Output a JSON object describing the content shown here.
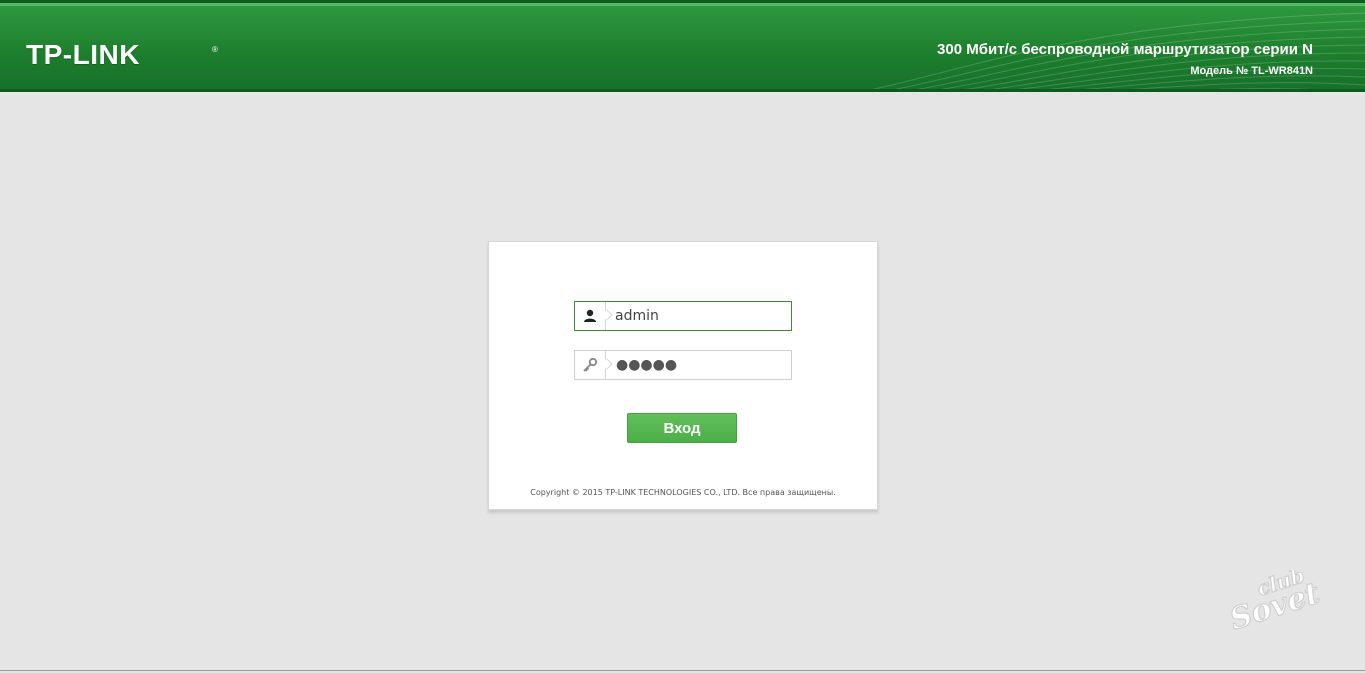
{
  "header": {
    "logo": "TP-LINK",
    "logo_reg": "®",
    "model_title": "300 Мбит/с беспроводной маршрутизатор серии N",
    "model_number": "Модель № TL-WR841N",
    "colors": {
      "header_green": "#1e7f2e",
      "accent": "#4caf46"
    }
  },
  "login": {
    "username_icon": "user-icon",
    "username_value": "admin",
    "password_icon": "key-icon",
    "password_masked": "●●●●●",
    "submit_label": "Вход",
    "copyright": "Copyright © 2015 TP-LINK TECHNOLOGIES CO., LTD. Все права защищены."
  },
  "watermark": {
    "text_top": "club",
    "text_bottom": "Sovet"
  }
}
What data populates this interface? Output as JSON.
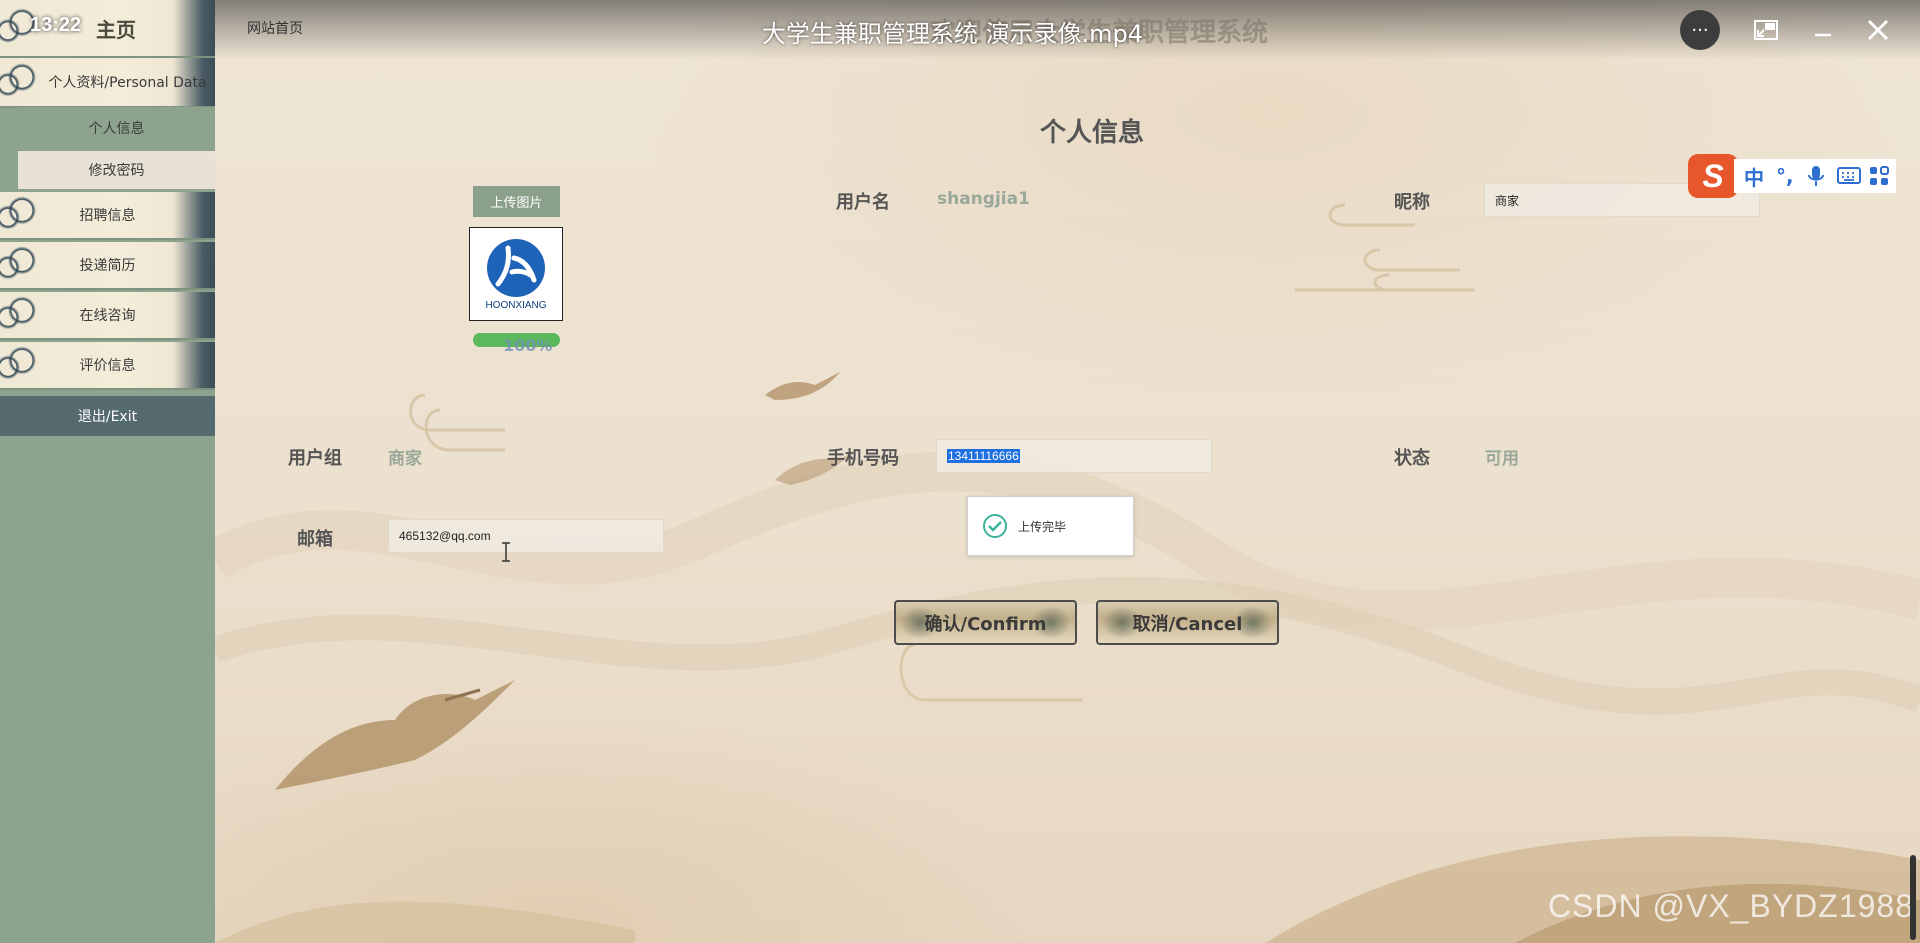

### What to work on
Exclude the pictures and repeat every other part of the records word for word.

### Result
Output a JSON object describing the content shown here.
{
  "header": {
    "logo": "TP-LINK",
    "logo_reg": "®",
    "model_title": "300 Мбит/с беспроводной маршрутизатор серии N",
    "model_number": "Модель № TL-WR841N",
    "colors": {
      "header_green": "#1e7f2e",
      "accent": "#4caf46"
    }
  },
  "login": {
    "username_icon": "user-icon",
    "username_value": "admin",
    "password_icon": "key-icon",
    "password_masked": "●●●●●",
    "submit_label": "Вход",
    "copyright": "Copyright © 2015 TP-LINK TECHNOLOGIES CO., LTD. Все права защищены."
  },
  "watermark": {
    "text_top": "club",
    "text_bottom": "Sovet"
  }
}
What data populates this interface? Output as JSON.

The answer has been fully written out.